Start Input material

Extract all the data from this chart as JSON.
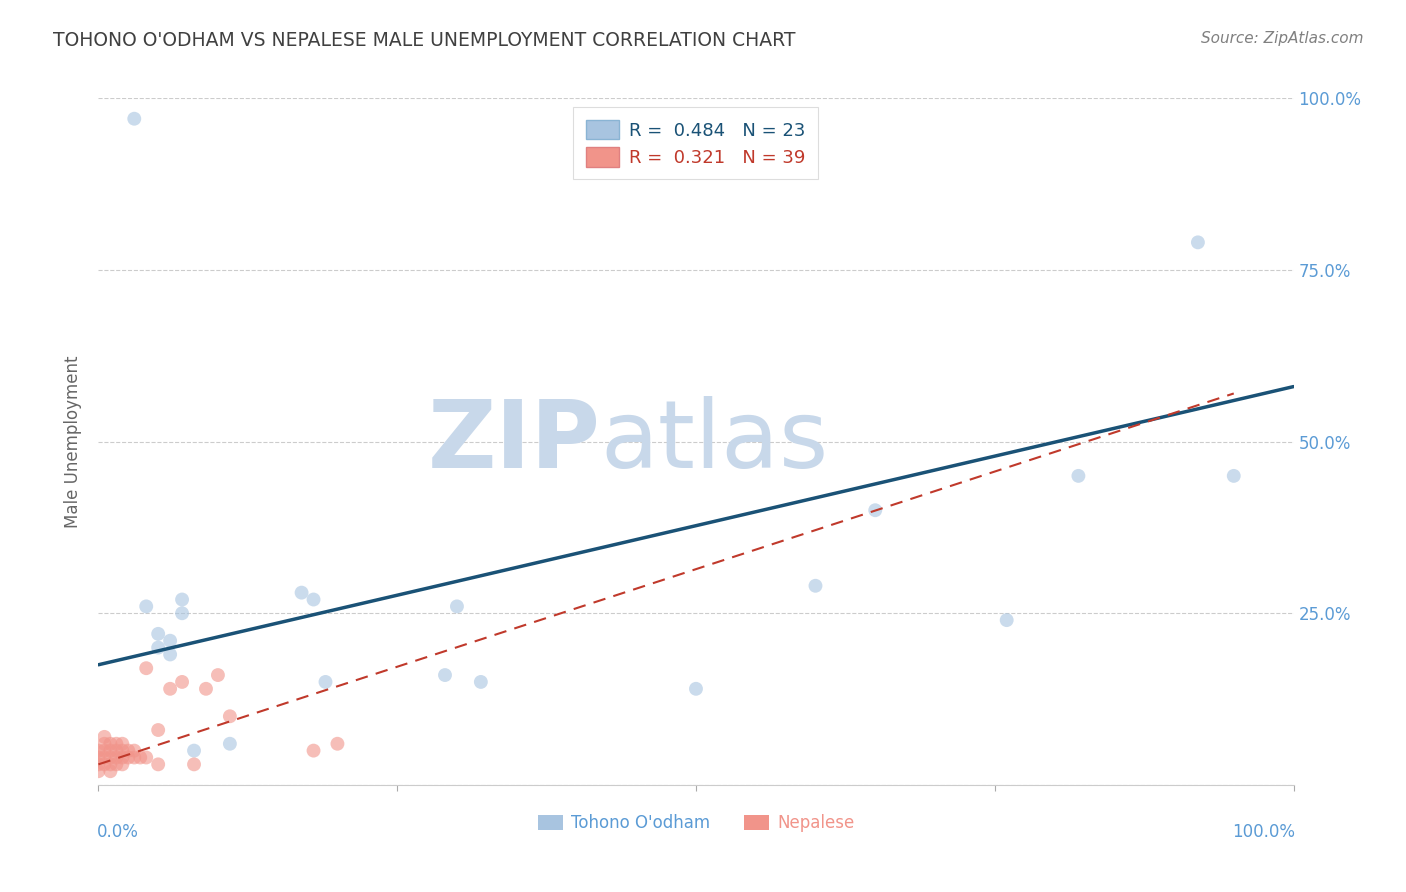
{
  "title": "TOHONO O'ODHAM VS NEPALESE MALE UNEMPLOYMENT CORRELATION CHART",
  "source": "Source: ZipAtlas.com",
  "ylabel": "Male Unemployment",
  "watermark_zip": "ZIP",
  "watermark_atlas": "atlas",
  "legend": {
    "blue_R": "0.484",
    "blue_N": "23",
    "pink_R": "0.321",
    "pink_N": "39"
  },
  "blue_scatter": [
    [
      0.03,
      0.97
    ],
    [
      0.04,
      0.26
    ],
    [
      0.05,
      0.22
    ],
    [
      0.05,
      0.2
    ],
    [
      0.06,
      0.21
    ],
    [
      0.06,
      0.19
    ],
    [
      0.07,
      0.27
    ],
    [
      0.07,
      0.25
    ],
    [
      0.08,
      0.05
    ],
    [
      0.11,
      0.06
    ],
    [
      0.17,
      0.28
    ],
    [
      0.18,
      0.27
    ],
    [
      0.19,
      0.15
    ],
    [
      0.29,
      0.16
    ],
    [
      0.3,
      0.26
    ],
    [
      0.32,
      0.15
    ],
    [
      0.5,
      0.14
    ],
    [
      0.6,
      0.29
    ],
    [
      0.65,
      0.4
    ],
    [
      0.76,
      0.24
    ],
    [
      0.82,
      0.45
    ],
    [
      0.92,
      0.79
    ],
    [
      0.95,
      0.45
    ]
  ],
  "pink_scatter": [
    [
      0.0,
      0.02
    ],
    [
      0.0,
      0.03
    ],
    [
      0.0,
      0.04
    ],
    [
      0.0,
      0.05
    ],
    [
      0.005,
      0.03
    ],
    [
      0.005,
      0.04
    ],
    [
      0.005,
      0.05
    ],
    [
      0.005,
      0.06
    ],
    [
      0.005,
      0.07
    ],
    [
      0.01,
      0.02
    ],
    [
      0.01,
      0.03
    ],
    [
      0.01,
      0.04
    ],
    [
      0.01,
      0.05
    ],
    [
      0.01,
      0.06
    ],
    [
      0.015,
      0.03
    ],
    [
      0.015,
      0.04
    ],
    [
      0.015,
      0.05
    ],
    [
      0.015,
      0.06
    ],
    [
      0.02,
      0.03
    ],
    [
      0.02,
      0.04
    ],
    [
      0.02,
      0.05
    ],
    [
      0.02,
      0.06
    ],
    [
      0.025,
      0.04
    ],
    [
      0.025,
      0.05
    ],
    [
      0.03,
      0.04
    ],
    [
      0.03,
      0.05
    ],
    [
      0.035,
      0.04
    ],
    [
      0.04,
      0.04
    ],
    [
      0.04,
      0.17
    ],
    [
      0.05,
      0.08
    ],
    [
      0.05,
      0.03
    ],
    [
      0.06,
      0.14
    ],
    [
      0.07,
      0.15
    ],
    [
      0.08,
      0.03
    ],
    [
      0.09,
      0.14
    ],
    [
      0.1,
      0.16
    ],
    [
      0.11,
      0.1
    ],
    [
      0.18,
      0.05
    ],
    [
      0.2,
      0.06
    ]
  ],
  "blue_line": {
    "x0": 0.0,
    "y0": 0.175,
    "x1": 1.0,
    "y1": 0.58
  },
  "pink_line": {
    "x0": 0.0,
    "y0": 0.03,
    "x1": 0.95,
    "y1": 0.57
  },
  "blue_color": "#a8c4e0",
  "blue_line_color": "#1a5276",
  "pink_color": "#f1948a",
  "pink_line_color": "#c0392b",
  "bg_color": "#ffffff",
  "grid_color": "#cccccc",
  "axis_label_color": "#5b9bd5",
  "title_color": "#404040",
  "source_color": "#808080",
  "scatter_alpha": 0.6,
  "scatter_size": 100,
  "xlim": [
    0.0,
    1.0
  ],
  "ylim": [
    0.0,
    1.0
  ],
  "yticks": [
    0.0,
    0.25,
    0.5,
    0.75,
    1.0
  ],
  "ytick_labels": [
    "",
    "25.0%",
    "50.0%",
    "75.0%",
    "100.0%"
  ],
  "xtick_labels": [
    "0.0%",
    "100.0%"
  ],
  "bottom_legend_labels": [
    "Tohono O'odham",
    "Nepalese"
  ]
}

End Input material

Copy the listing exactly. Any image in it stays out of the copy.

**Right answer:**
Extract all the data from this chart as JSON.
{
  "title": "TOHONO O'ODHAM VS NEPALESE MALE UNEMPLOYMENT CORRELATION CHART",
  "source": "Source: ZipAtlas.com",
  "ylabel": "Male Unemployment",
  "watermark_zip": "ZIP",
  "watermark_atlas": "atlas",
  "legend": {
    "blue_R": "0.484",
    "blue_N": "23",
    "pink_R": "0.321",
    "pink_N": "39"
  },
  "blue_scatter": [
    [
      0.03,
      0.97
    ],
    [
      0.04,
      0.26
    ],
    [
      0.05,
      0.22
    ],
    [
      0.05,
      0.2
    ],
    [
      0.06,
      0.21
    ],
    [
      0.06,
      0.19
    ],
    [
      0.07,
      0.27
    ],
    [
      0.07,
      0.25
    ],
    [
      0.08,
      0.05
    ],
    [
      0.11,
      0.06
    ],
    [
      0.17,
      0.28
    ],
    [
      0.18,
      0.27
    ],
    [
      0.19,
      0.15
    ],
    [
      0.29,
      0.16
    ],
    [
      0.3,
      0.26
    ],
    [
      0.32,
      0.15
    ],
    [
      0.5,
      0.14
    ],
    [
      0.6,
      0.29
    ],
    [
      0.65,
      0.4
    ],
    [
      0.76,
      0.24
    ],
    [
      0.82,
      0.45
    ],
    [
      0.92,
      0.79
    ],
    [
      0.95,
      0.45
    ]
  ],
  "pink_scatter": [
    [
      0.0,
      0.02
    ],
    [
      0.0,
      0.03
    ],
    [
      0.0,
      0.04
    ],
    [
      0.0,
      0.05
    ],
    [
      0.005,
      0.03
    ],
    [
      0.005,
      0.04
    ],
    [
      0.005,
      0.05
    ],
    [
      0.005,
      0.06
    ],
    [
      0.005,
      0.07
    ],
    [
      0.01,
      0.02
    ],
    [
      0.01,
      0.03
    ],
    [
      0.01,
      0.04
    ],
    [
      0.01,
      0.05
    ],
    [
      0.01,
      0.06
    ],
    [
      0.015,
      0.03
    ],
    [
      0.015,
      0.04
    ],
    [
      0.015,
      0.05
    ],
    [
      0.015,
      0.06
    ],
    [
      0.02,
      0.03
    ],
    [
      0.02,
      0.04
    ],
    [
      0.02,
      0.05
    ],
    [
      0.02,
      0.06
    ],
    [
      0.025,
      0.04
    ],
    [
      0.025,
      0.05
    ],
    [
      0.03,
      0.04
    ],
    [
      0.03,
      0.05
    ],
    [
      0.035,
      0.04
    ],
    [
      0.04,
      0.04
    ],
    [
      0.04,
      0.17
    ],
    [
      0.05,
      0.08
    ],
    [
      0.05,
      0.03
    ],
    [
      0.06,
      0.14
    ],
    [
      0.07,
      0.15
    ],
    [
      0.08,
      0.03
    ],
    [
      0.09,
      0.14
    ],
    [
      0.1,
      0.16
    ],
    [
      0.11,
      0.1
    ],
    [
      0.18,
      0.05
    ],
    [
      0.2,
      0.06
    ]
  ],
  "blue_line": {
    "x0": 0.0,
    "y0": 0.175,
    "x1": 1.0,
    "y1": 0.58
  },
  "pink_line": {
    "x0": 0.0,
    "y0": 0.03,
    "x1": 0.95,
    "y1": 0.57
  },
  "blue_color": "#a8c4e0",
  "blue_line_color": "#1a5276",
  "pink_color": "#f1948a",
  "pink_line_color": "#c0392b",
  "bg_color": "#ffffff",
  "grid_color": "#cccccc",
  "axis_label_color": "#5b9bd5",
  "title_color": "#404040",
  "source_color": "#808080",
  "scatter_alpha": 0.6,
  "scatter_size": 100,
  "xlim": [
    0.0,
    1.0
  ],
  "ylim": [
    0.0,
    1.0
  ],
  "yticks": [
    0.0,
    0.25,
    0.5,
    0.75,
    1.0
  ],
  "ytick_labels": [
    "",
    "25.0%",
    "50.0%",
    "75.0%",
    "100.0%"
  ],
  "xtick_labels": [
    "0.0%",
    "100.0%"
  ],
  "bottom_legend_labels": [
    "Tohono O'odham",
    "Nepalese"
  ]
}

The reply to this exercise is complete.